### [Exercise details]
Do any lines in the data below contain "from"? If so, copy every one of them.

### [Data for the task]
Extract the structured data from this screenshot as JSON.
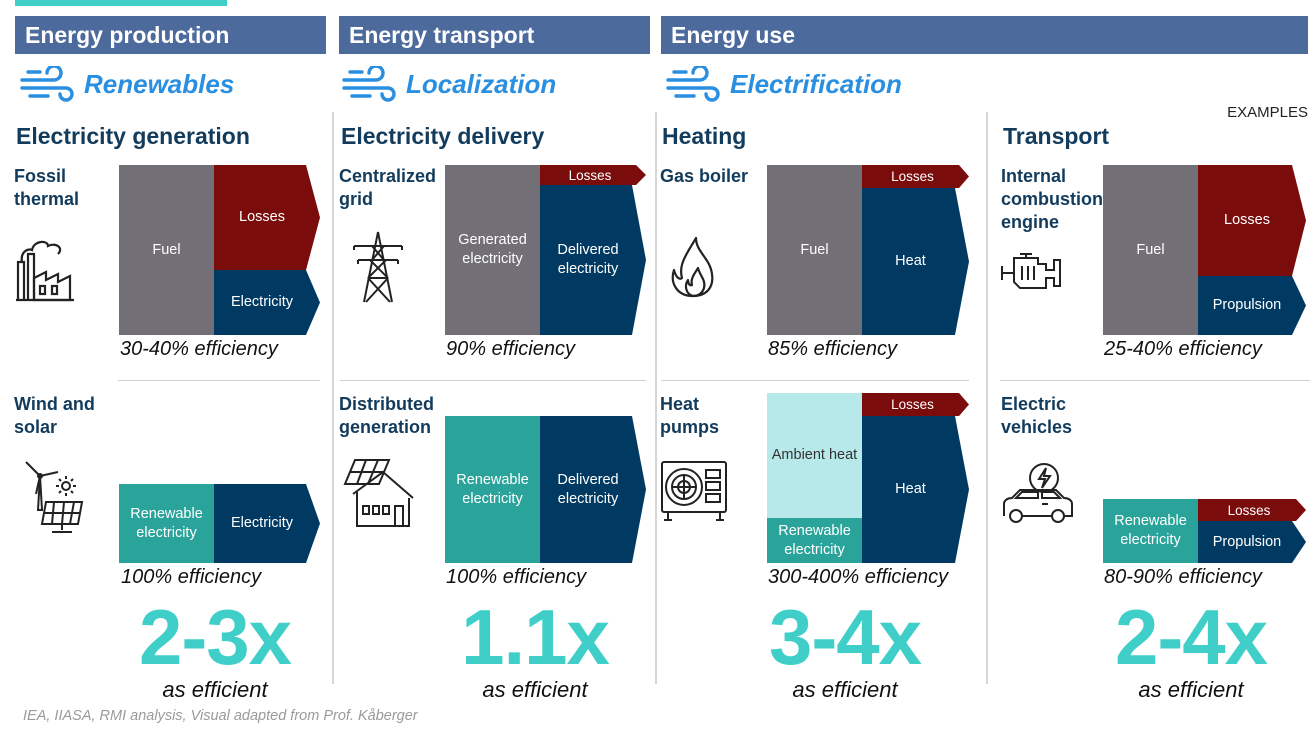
{
  "headers": [
    "Energy production",
    "Energy transport",
    "Energy use"
  ],
  "themes": [
    "Renewables",
    "Localization",
    "Electrification"
  ],
  "examples_label": "EXAMPLES",
  "columns": [
    {
      "title": "Electricity generation",
      "top": {
        "label": "Fossil thermal",
        "blocks": [
          "Fuel",
          "Losses",
          "Electricity"
        ],
        "efficiency": "30-40% efficiency"
      },
      "bottom": {
        "label": "Wind and solar",
        "blocks": [
          "Renewable electricity",
          "Electricity"
        ],
        "efficiency": "100% efficiency"
      },
      "multiplier": "2-3x",
      "multiplier_sub": "as efficient"
    },
    {
      "title": "Electricity delivery",
      "top": {
        "label": "Centralized grid",
        "blocks": [
          "Generated electricity",
          "Losses",
          "Delivered electricity"
        ],
        "efficiency": "90% efficiency"
      },
      "bottom": {
        "label": "Distributed generation",
        "blocks": [
          "Renewable electricity",
          "Delivered electricity"
        ],
        "efficiency": "100% efficiency"
      },
      "multiplier": "1.1x",
      "multiplier_sub": "as efficient"
    },
    {
      "title": "Heating",
      "top": {
        "label": "Gas boiler",
        "blocks": [
          "Fuel",
          "Losses",
          "Heat"
        ],
        "efficiency": "85% efficiency"
      },
      "bottom": {
        "label": "Heat pumps",
        "blocks": [
          "Ambient heat",
          "Renewable electricity",
          "Losses",
          "Heat"
        ],
        "efficiency": "300-400% efficiency"
      },
      "multiplier": "3-4x",
      "multiplier_sub": "as efficient"
    },
    {
      "title": "Transport",
      "top": {
        "label": "Internal combustion engine",
        "blocks": [
          "Fuel",
          "Losses",
          "Propulsion"
        ],
        "efficiency": "25-40% efficiency"
      },
      "bottom": {
        "label": "Electric vehicles",
        "blocks": [
          "Renewable electricity",
          "Losses",
          "Propulsion"
        ],
        "efficiency": "80-90% efficiency"
      },
      "multiplier": "2-4x",
      "multiplier_sub": "as efficient"
    }
  ],
  "source": "IEA, IIASA, RMI analysis, Visual adapted from Prof. Kåberger",
  "colors": {
    "header": "#4c6a9c",
    "theme": "#2a8fe0",
    "accent": "#3fcfc8",
    "fuel": "#736f77",
    "losses": "#7a0c0c",
    "output": "#003a63",
    "renewable": "#2aa39a",
    "ambient": "#b7e9ea"
  },
  "icons": [
    "wind-icon",
    "factory-icon",
    "wind-solar-icon",
    "transmission-tower-icon",
    "house-solar-icon",
    "flame-icon",
    "heat-pump-icon",
    "engine-icon",
    "electric-car-icon"
  ]
}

### [Exercise solution]
Extract the structured data from this screenshot as JSON.
  "source": "IEA, IIASA, RMI analysis, Visual adapted from Prof. Kåberger",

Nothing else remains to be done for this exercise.